▸ **To do**
Find the word "excerpt" in the material below and gather every line that contains it.

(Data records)
-.-.-
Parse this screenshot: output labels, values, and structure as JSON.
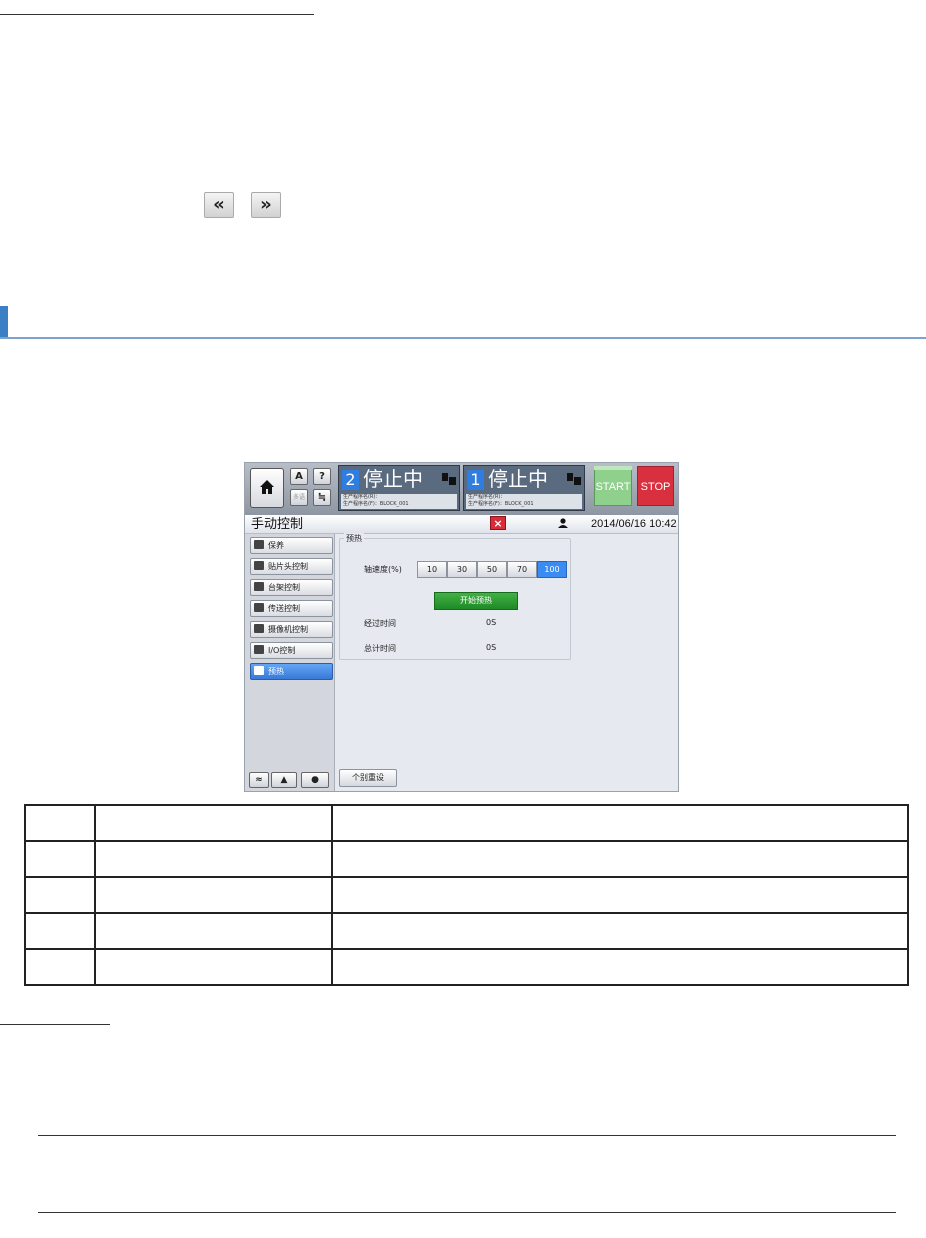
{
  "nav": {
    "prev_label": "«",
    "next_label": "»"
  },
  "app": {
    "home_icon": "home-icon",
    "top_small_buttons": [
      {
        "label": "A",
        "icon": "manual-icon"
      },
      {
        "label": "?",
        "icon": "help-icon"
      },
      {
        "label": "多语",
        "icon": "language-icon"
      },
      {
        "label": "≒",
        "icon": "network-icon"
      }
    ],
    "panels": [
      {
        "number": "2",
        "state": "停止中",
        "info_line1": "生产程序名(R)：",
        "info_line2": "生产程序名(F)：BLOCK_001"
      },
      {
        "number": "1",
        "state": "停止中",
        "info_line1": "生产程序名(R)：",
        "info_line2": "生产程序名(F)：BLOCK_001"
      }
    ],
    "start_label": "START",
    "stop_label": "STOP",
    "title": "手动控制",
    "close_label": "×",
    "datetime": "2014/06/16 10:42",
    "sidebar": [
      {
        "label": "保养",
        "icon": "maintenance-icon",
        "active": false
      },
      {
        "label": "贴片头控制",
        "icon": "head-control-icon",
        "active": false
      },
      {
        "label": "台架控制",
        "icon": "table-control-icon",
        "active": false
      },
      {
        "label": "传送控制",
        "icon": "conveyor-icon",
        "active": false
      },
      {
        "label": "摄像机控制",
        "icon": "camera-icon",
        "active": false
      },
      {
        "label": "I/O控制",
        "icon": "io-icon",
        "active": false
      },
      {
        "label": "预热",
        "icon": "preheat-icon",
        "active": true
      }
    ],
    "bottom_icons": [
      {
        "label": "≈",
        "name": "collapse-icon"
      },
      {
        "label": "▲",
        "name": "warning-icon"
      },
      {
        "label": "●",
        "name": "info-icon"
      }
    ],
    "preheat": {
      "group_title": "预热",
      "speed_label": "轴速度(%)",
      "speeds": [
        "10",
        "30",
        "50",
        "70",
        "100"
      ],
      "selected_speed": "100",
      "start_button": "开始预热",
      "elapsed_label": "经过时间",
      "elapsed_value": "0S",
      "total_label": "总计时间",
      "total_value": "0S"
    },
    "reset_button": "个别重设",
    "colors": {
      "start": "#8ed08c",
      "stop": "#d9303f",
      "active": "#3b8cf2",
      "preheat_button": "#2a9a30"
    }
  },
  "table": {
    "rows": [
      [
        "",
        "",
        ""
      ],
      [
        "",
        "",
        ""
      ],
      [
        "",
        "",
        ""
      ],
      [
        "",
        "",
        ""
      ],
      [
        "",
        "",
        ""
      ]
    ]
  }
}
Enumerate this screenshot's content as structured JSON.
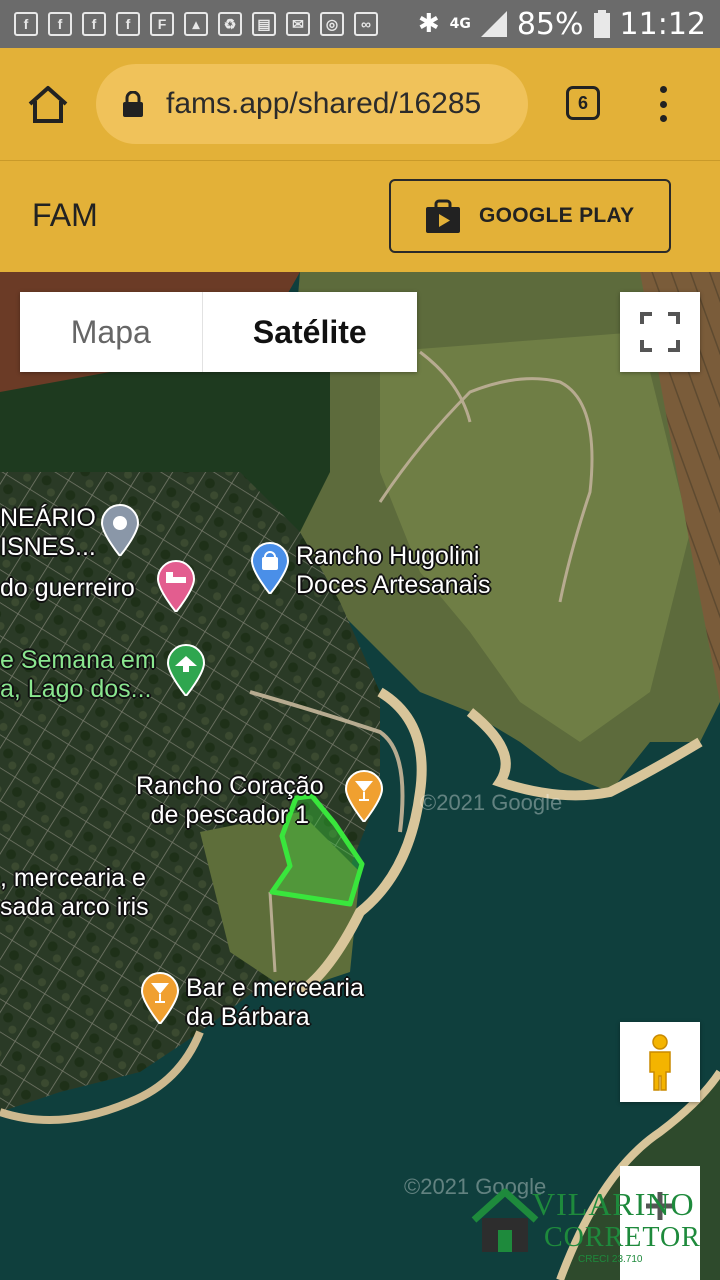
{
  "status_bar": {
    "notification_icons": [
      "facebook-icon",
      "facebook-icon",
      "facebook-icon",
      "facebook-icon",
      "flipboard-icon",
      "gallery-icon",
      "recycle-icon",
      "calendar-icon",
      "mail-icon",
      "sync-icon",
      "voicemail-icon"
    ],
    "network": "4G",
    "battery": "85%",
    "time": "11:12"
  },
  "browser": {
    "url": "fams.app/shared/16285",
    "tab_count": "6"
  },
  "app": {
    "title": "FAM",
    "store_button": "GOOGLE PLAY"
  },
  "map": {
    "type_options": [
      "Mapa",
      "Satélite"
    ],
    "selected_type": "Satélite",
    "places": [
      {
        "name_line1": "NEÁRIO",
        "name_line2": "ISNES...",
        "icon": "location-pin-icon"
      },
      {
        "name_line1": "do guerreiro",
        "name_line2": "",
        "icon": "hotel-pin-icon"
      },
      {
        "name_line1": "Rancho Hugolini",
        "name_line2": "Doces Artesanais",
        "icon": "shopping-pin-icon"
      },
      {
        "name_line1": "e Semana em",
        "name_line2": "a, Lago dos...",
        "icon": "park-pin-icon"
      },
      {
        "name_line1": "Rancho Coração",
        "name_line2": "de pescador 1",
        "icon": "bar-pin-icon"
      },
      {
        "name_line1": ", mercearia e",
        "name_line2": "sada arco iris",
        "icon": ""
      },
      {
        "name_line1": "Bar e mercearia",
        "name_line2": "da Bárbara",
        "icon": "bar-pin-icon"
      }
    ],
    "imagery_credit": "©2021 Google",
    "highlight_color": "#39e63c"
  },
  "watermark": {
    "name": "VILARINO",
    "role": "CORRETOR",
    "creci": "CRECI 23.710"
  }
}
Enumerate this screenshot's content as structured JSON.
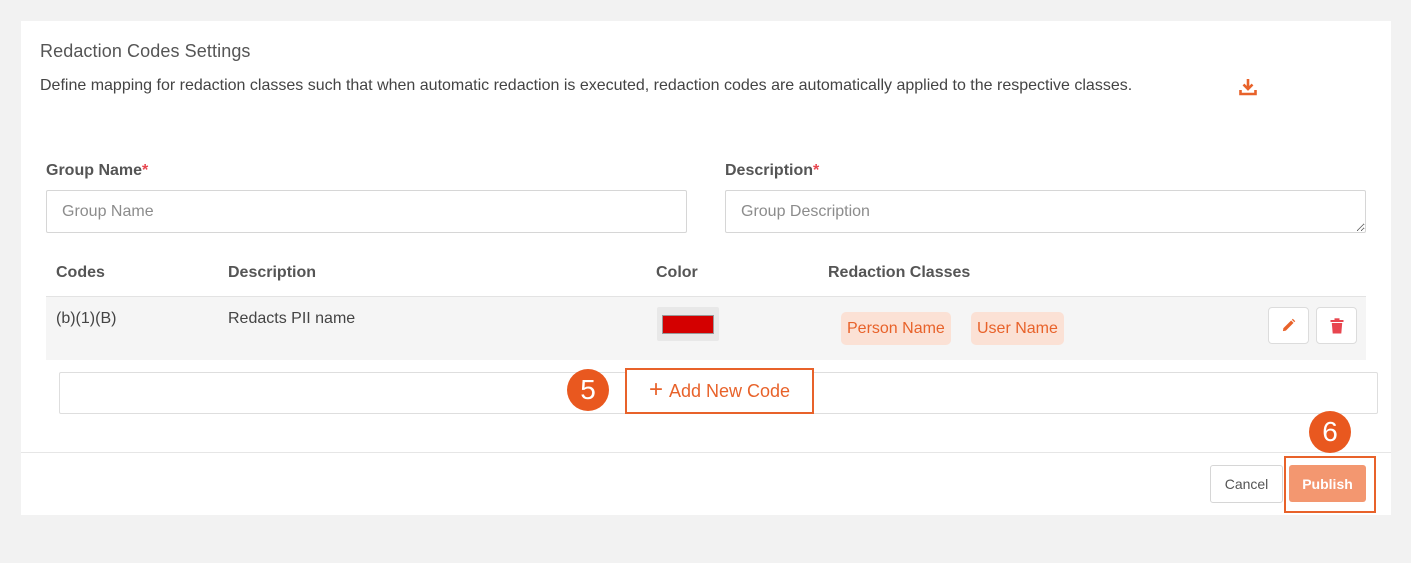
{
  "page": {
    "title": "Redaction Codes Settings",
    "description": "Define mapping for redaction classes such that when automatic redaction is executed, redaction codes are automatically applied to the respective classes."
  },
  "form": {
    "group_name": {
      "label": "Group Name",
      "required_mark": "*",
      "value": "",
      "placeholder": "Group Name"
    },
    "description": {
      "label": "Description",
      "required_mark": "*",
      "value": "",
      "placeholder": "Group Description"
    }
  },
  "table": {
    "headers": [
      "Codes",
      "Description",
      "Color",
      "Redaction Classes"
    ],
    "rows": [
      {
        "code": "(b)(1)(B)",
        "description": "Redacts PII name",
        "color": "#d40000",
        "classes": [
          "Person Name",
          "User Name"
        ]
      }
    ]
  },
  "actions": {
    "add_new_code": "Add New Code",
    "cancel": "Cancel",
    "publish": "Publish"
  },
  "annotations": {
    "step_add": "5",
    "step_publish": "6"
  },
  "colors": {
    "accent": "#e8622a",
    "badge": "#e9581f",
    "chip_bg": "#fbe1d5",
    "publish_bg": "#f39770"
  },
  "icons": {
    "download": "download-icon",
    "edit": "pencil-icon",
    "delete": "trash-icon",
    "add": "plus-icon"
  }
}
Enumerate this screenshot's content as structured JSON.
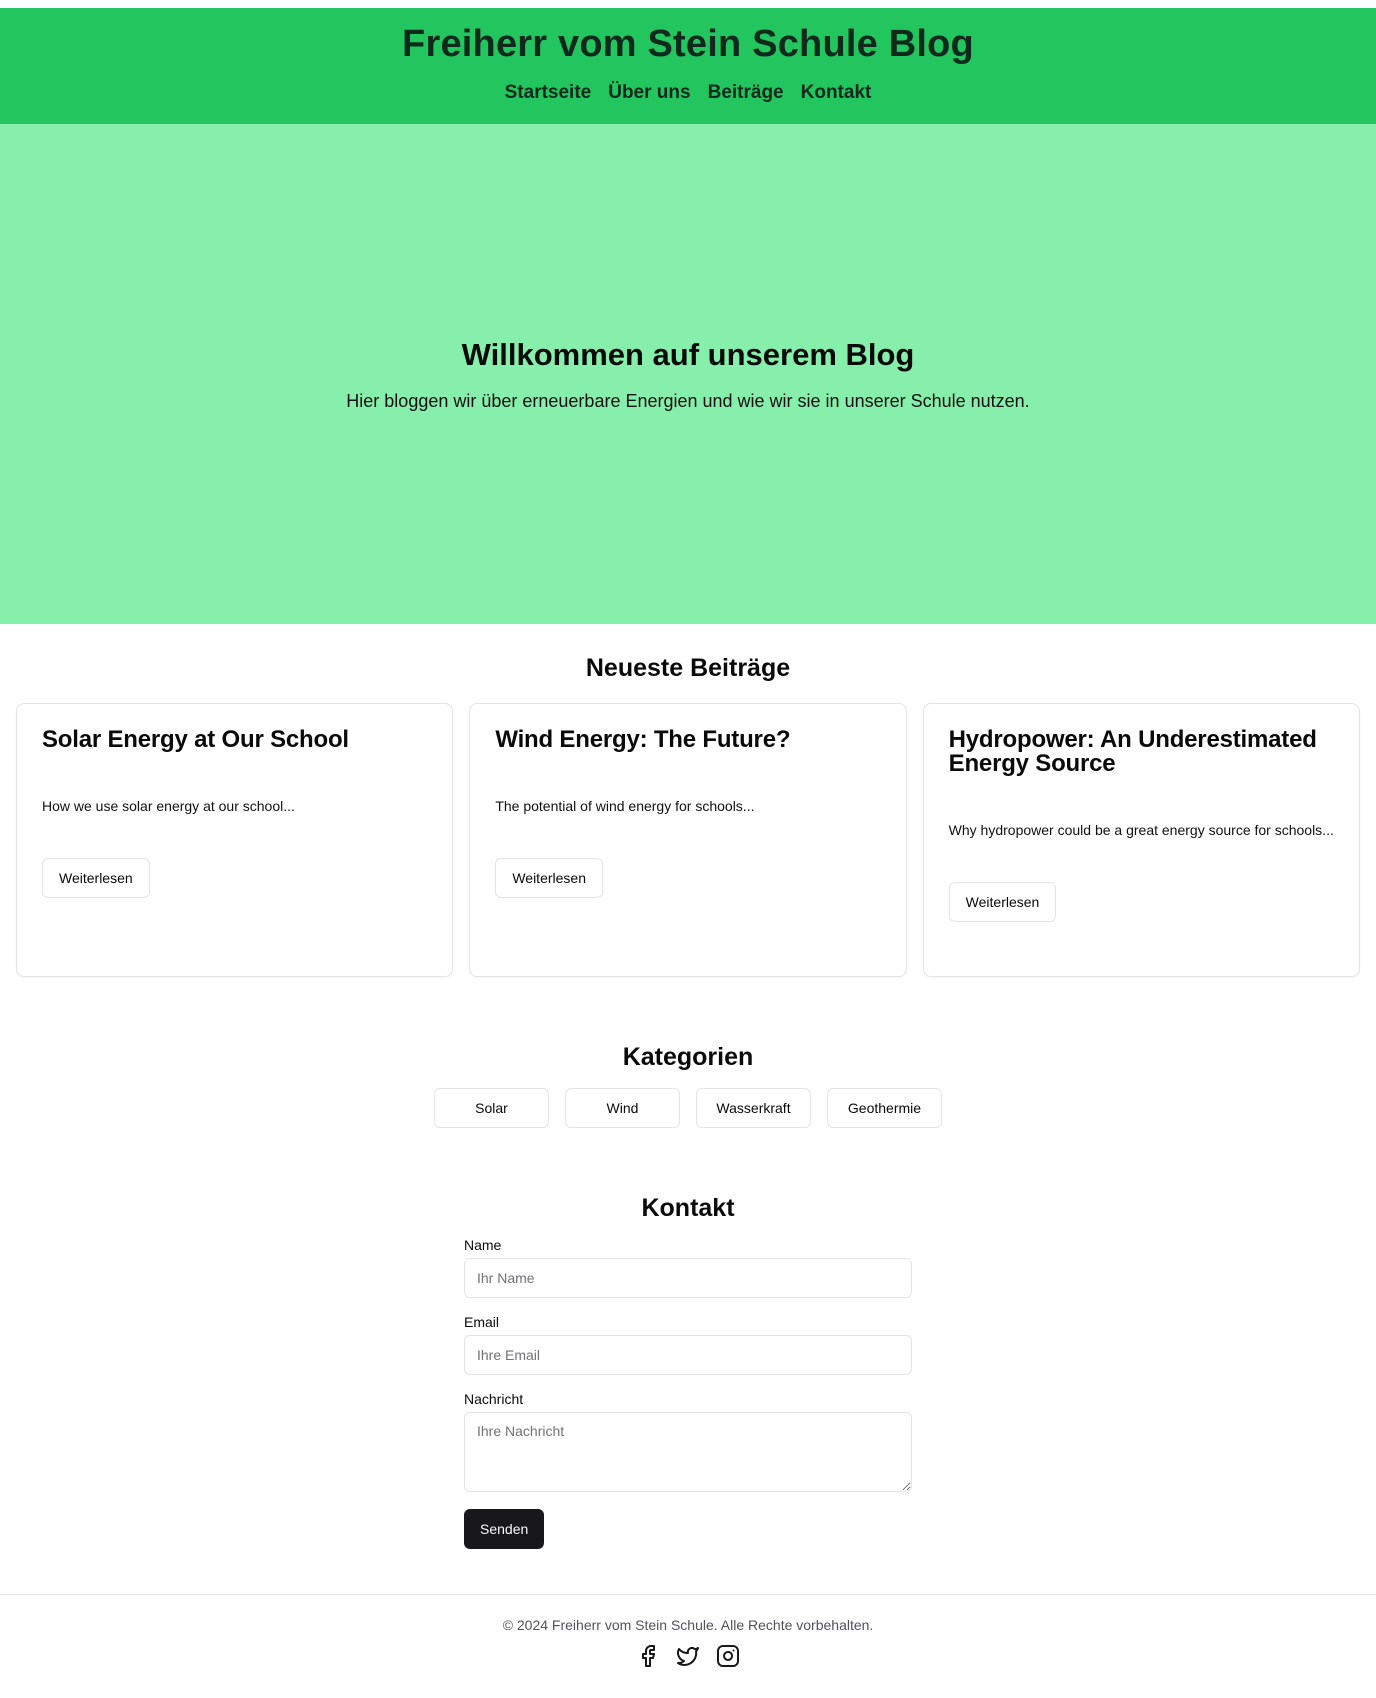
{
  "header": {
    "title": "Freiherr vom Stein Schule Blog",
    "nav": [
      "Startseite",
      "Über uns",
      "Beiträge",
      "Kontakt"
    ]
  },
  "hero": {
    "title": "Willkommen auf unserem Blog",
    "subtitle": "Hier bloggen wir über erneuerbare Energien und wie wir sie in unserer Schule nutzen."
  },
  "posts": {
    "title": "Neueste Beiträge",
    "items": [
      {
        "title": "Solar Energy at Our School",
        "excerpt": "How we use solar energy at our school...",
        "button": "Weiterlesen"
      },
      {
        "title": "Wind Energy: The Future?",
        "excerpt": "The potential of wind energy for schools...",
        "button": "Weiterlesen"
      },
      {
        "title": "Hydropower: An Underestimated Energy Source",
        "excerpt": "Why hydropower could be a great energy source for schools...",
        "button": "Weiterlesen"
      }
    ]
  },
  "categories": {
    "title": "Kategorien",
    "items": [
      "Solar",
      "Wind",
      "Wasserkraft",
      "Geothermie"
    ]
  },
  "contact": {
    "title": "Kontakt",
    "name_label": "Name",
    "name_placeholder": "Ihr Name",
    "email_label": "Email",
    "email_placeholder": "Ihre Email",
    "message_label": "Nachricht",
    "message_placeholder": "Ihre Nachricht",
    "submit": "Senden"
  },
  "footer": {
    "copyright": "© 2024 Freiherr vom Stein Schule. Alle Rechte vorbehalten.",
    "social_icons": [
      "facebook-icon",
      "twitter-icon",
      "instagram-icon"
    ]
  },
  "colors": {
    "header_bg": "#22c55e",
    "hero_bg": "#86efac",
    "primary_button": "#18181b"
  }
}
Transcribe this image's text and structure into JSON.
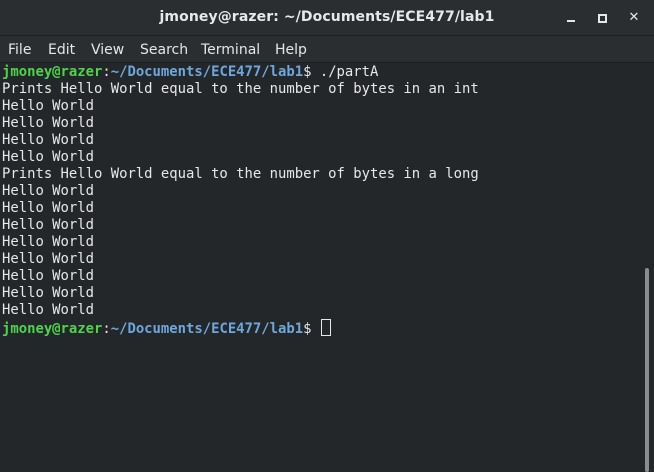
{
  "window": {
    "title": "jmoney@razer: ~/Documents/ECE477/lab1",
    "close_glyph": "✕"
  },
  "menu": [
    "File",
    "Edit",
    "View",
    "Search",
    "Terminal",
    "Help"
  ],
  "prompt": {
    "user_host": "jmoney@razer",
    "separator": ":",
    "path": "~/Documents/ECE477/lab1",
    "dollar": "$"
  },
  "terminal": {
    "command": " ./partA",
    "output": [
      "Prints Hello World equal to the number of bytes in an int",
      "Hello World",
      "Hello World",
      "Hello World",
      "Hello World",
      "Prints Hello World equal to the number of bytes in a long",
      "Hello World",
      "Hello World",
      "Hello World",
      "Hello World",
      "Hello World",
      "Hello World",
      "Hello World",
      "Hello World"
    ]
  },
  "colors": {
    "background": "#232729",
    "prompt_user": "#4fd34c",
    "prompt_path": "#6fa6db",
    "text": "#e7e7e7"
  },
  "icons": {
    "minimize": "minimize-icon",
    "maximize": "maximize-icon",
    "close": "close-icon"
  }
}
-.-.-
▸ **Solution for this task**
        "excerpt": "How we use solar energy at our school...",
        "excerpt": "The potential of wind energy for schools...",
        "excerpt": "Why hydropower could be a great energy source for schools...",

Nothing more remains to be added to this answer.